(依頼内容):
以下の記録を、すべての行について一字一句変えずに書き写してください。

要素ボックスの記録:
+===+
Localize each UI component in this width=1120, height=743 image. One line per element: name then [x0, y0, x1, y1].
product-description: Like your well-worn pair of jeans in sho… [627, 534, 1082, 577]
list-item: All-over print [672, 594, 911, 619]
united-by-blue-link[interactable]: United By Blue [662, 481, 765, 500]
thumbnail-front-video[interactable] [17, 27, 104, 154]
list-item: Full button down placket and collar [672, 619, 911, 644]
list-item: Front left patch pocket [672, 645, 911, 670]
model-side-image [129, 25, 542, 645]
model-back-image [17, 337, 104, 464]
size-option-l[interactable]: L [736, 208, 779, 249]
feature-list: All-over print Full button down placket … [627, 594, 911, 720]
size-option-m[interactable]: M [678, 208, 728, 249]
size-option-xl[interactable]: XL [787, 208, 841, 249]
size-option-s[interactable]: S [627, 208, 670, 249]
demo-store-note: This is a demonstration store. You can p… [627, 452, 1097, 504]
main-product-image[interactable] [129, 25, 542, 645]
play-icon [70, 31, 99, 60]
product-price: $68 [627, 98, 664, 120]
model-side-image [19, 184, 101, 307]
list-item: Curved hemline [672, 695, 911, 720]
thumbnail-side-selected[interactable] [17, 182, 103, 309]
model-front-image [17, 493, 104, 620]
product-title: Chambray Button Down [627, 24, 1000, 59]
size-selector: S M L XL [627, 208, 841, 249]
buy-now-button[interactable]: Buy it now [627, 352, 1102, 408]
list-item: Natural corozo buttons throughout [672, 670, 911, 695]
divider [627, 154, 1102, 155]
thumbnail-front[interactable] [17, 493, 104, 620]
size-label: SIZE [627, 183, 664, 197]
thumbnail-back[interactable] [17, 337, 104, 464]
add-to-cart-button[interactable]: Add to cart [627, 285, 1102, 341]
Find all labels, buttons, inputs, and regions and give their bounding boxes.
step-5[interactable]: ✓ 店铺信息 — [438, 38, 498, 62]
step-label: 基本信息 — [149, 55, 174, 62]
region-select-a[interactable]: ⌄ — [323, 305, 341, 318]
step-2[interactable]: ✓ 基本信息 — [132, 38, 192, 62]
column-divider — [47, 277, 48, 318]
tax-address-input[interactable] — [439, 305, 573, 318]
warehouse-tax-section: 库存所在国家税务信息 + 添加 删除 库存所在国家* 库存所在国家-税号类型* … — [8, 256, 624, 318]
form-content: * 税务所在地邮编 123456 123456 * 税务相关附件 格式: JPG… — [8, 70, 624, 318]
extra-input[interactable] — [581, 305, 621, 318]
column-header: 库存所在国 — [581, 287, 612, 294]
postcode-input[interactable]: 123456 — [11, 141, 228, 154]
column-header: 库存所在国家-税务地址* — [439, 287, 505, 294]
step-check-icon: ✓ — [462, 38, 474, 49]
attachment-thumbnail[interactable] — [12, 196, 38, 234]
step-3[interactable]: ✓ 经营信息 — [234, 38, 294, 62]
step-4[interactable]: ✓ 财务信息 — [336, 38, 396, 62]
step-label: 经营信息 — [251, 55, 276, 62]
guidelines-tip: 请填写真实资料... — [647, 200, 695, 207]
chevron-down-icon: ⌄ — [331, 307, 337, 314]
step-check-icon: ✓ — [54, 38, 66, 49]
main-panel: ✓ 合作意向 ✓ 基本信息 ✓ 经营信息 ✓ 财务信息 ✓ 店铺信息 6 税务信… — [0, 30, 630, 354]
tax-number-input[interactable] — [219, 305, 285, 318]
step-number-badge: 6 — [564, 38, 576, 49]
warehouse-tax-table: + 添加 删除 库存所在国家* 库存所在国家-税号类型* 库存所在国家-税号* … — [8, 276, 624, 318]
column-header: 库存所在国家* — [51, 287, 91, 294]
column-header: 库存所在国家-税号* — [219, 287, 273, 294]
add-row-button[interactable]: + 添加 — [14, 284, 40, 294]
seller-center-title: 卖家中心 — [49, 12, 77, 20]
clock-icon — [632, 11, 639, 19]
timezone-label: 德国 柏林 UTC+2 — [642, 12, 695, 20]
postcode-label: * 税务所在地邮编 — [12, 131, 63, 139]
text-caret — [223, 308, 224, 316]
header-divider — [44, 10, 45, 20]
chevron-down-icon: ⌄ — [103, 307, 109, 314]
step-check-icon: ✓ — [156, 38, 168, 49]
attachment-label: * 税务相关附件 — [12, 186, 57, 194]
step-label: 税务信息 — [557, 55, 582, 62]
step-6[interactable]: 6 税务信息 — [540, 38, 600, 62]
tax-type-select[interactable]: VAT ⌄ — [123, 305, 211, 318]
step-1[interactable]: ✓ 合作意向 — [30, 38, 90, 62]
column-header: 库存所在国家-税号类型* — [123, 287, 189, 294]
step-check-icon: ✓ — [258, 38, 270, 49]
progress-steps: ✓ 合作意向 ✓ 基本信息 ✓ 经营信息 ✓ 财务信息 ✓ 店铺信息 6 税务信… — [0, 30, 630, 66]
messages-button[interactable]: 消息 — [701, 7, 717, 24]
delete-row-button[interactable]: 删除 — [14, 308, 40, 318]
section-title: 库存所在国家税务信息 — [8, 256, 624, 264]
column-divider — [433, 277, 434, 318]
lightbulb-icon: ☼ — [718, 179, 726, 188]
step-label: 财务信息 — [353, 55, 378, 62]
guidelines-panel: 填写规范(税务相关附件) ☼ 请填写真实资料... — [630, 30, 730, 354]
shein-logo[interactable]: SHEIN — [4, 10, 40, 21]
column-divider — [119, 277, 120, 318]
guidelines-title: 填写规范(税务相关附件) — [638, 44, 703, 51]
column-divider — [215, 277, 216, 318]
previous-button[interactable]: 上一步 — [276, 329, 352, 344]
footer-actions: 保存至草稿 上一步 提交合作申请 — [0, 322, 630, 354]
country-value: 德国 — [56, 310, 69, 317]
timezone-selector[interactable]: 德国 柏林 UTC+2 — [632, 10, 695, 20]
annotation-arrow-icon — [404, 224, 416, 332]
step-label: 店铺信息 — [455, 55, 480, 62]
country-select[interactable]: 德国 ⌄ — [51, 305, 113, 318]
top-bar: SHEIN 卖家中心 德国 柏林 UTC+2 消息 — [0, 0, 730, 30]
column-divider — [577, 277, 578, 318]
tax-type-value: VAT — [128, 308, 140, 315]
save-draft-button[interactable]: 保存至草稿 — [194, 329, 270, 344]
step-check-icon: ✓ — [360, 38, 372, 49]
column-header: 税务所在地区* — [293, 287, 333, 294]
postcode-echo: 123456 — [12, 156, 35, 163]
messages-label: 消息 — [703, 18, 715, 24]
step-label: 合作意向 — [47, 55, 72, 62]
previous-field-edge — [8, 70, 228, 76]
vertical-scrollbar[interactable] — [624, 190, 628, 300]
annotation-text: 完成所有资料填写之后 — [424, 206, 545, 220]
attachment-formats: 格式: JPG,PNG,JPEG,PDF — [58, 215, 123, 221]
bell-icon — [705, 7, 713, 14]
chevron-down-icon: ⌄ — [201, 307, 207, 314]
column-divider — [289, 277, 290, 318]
+===+
(回答):
Localize each UI component in this width=1120, height=743 image. One line per element: name then [x0, y0, x1, y1].
product-description: Like your well-worn pair of jeans in sho… [627, 534, 1082, 577]
list-item: All-over print [672, 594, 911, 619]
united-by-blue-link[interactable]: United By Blue [662, 481, 765, 500]
thumbnail-front-video[interactable] [17, 27, 104, 154]
list-item: Full button down placket and collar [672, 619, 911, 644]
list-item: Front left patch pocket [672, 645, 911, 670]
model-side-image [129, 25, 542, 645]
model-back-image [17, 337, 104, 464]
size-option-l[interactable]: L [736, 208, 779, 249]
feature-list: All-over print Full button down placket … [627, 594, 911, 720]
size-option-m[interactable]: M [678, 208, 728, 249]
size-option-xl[interactable]: XL [787, 208, 841, 249]
size-option-s[interactable]: S [627, 208, 670, 249]
demo-store-note: This is a demonstration store. You can p… [627, 452, 1097, 504]
main-product-image[interactable] [129, 25, 542, 645]
play-icon [70, 31, 99, 60]
product-price: $68 [627, 98, 664, 120]
model-side-image [19, 184, 101, 307]
list-item: Curved hemline [672, 695, 911, 720]
thumbnail-side-selected[interactable] [17, 182, 103, 309]
model-front-image [17, 493, 104, 620]
product-title: Chambray Button Down [627, 24, 1000, 59]
size-selector: S M L XL [627, 208, 841, 249]
buy-now-button[interactable]: Buy it now [627, 352, 1102, 408]
list-item: Natural corozo buttons throughout [672, 670, 911, 695]
divider [627, 154, 1102, 155]
thumbnail-front[interactable] [17, 493, 104, 620]
size-label: SIZE [627, 183, 664, 197]
thumbnail-back[interactable] [17, 337, 104, 464]
add-to-cart-button[interactable]: Add to cart [627, 285, 1102, 341]
Find all labels, buttons, inputs, and regions and give their bounding boxes.
step-5[interactable]: ✓ 店铺信息 — [438, 38, 498, 62]
step-label: 基本信息 — [149, 55, 174, 62]
region-select-a[interactable]: ⌄ — [323, 305, 341, 318]
step-2[interactable]: ✓ 基本信息 — [132, 38, 192, 62]
column-divider — [47, 277, 48, 318]
tax-address-input[interactable] — [439, 305, 573, 318]
warehouse-tax-section: 库存所在国家税务信息 + 添加 删除 库存所在国家* 库存所在国家-税号类型* … — [8, 256, 624, 318]
form-content: * 税务所在地邮编 123456 123456 * 税务相关附件 格式: JPG… — [8, 70, 624, 318]
extra-input[interactable] — [581, 305, 621, 318]
column-header: 库存所在国 — [581, 287, 612, 294]
postcode-input[interactable]: 123456 — [11, 141, 228, 154]
column-header: 库存所在国家-税务地址* — [439, 287, 505, 294]
step-check-icon: ✓ — [462, 38, 474, 49]
attachment-thumbnail[interactable] — [12, 196, 38, 234]
step-3[interactable]: ✓ 经营信息 — [234, 38, 294, 62]
step-4[interactable]: ✓ 财务信息 — [336, 38, 396, 62]
step-label: 经营信息 — [251, 55, 276, 62]
guidelines-tip: 请填写真实资料... — [647, 200, 695, 207]
chevron-down-icon: ⌄ — [331, 307, 337, 314]
step-check-icon: ✓ — [54, 38, 66, 49]
main-panel: ✓ 合作意向 ✓ 基本信息 ✓ 经营信息 ✓ 财务信息 ✓ 店铺信息 6 税务信… — [0, 30, 630, 354]
tax-number-input[interactable] — [219, 305, 285, 318]
step-number-badge: 6 — [564, 38, 576, 49]
warehouse-tax-table: + 添加 删除 库存所在国家* 库存所在国家-税号类型* 库存所在国家-税号* … — [8, 276, 624, 318]
column-header: 库存所在国家* — [51, 287, 91, 294]
column-header: 库存所在国家-税号* — [219, 287, 273, 294]
add-row-button[interactable]: + 添加 — [14, 284, 40, 294]
seller-center-title: 卖家中心 — [49, 12, 77, 20]
clock-icon — [632, 11, 639, 19]
timezone-label: 德国 柏林 UTC+2 — [642, 12, 695, 20]
postcode-label: * 税务所在地邮编 — [12, 131, 63, 139]
text-caret — [223, 308, 224, 316]
header-divider — [44, 10, 45, 20]
chevron-down-icon: ⌄ — [103, 307, 109, 314]
step-check-icon: ✓ — [156, 38, 168, 49]
attachment-label: * 税务相关附件 — [12, 186, 57, 194]
step-label: 税务信息 — [557, 55, 582, 62]
step-6[interactable]: 6 税务信息 — [540, 38, 600, 62]
tax-type-select[interactable]: VAT ⌄ — [123, 305, 211, 318]
step-1[interactable]: ✓ 合作意向 — [30, 38, 90, 62]
column-header: 库存所在国家-税号类型* — [123, 287, 189, 294]
step-check-icon: ✓ — [258, 38, 270, 49]
progress-steps: ✓ 合作意向 ✓ 基本信息 ✓ 经营信息 ✓ 财务信息 ✓ 店铺信息 6 税务信… — [0, 30, 630, 66]
messages-button[interactable]: 消息 — [701, 7, 717, 24]
delete-row-button[interactable]: 删除 — [14, 308, 40, 318]
section-title: 库存所在国家税务信息 — [8, 256, 624, 264]
column-divider — [433, 277, 434, 318]
lightbulb-icon: ☼ — [718, 179, 726, 188]
step-label: 财务信息 — [353, 55, 378, 62]
guidelines-panel: 填写规范(税务相关附件) ☼ 请填写真实资料... — [630, 30, 730, 354]
shein-logo[interactable]: SHEIN — [4, 10, 40, 21]
column-divider — [119, 277, 120, 318]
guidelines-title: 填写规范(税务相关附件) — [638, 44, 703, 51]
column-divider — [215, 277, 216, 318]
previous-button[interactable]: 上一步 — [276, 329, 352, 344]
footer-actions: 保存至草稿 上一步 提交合作申请 — [0, 322, 630, 354]
country-value: 德国 — [56, 310, 69, 317]
timezone-selector[interactable]: 德国 柏林 UTC+2 — [632, 10, 695, 20]
annotation-arrow-icon — [404, 224, 416, 332]
step-label: 店铺信息 — [455, 55, 480, 62]
country-select[interactable]: 德国 ⌄ — [51, 305, 113, 318]
top-bar: SHEIN 卖家中心 德国 柏林 UTC+2 消息 — [0, 0, 730, 30]
column-divider — [577, 277, 578, 318]
tax-type-value: VAT — [128, 308, 140, 315]
save-draft-button[interactable]: 保存至草稿 — [194, 329, 270, 344]
step-check-icon: ✓ — [360, 38, 372, 49]
column-header: 税务所在地区* — [293, 287, 333, 294]
postcode-echo: 123456 — [12, 156, 35, 163]
messages-label: 消息 — [703, 18, 715, 24]
step-label: 合作意向 — [47, 55, 72, 62]
previous-field-edge — [8, 70, 228, 76]
vertical-scrollbar[interactable] — [624, 190, 628, 300]
annotation-text: 完成所有资料填写之后 — [424, 206, 545, 220]
attachment-formats: 格式: JPG,PNG,JPEG,PDF — [58, 215, 123, 221]
bell-icon — [705, 7, 713, 14]
chevron-down-icon: ⌄ — [201, 307, 207, 314]
column-divider — [289, 277, 290, 318]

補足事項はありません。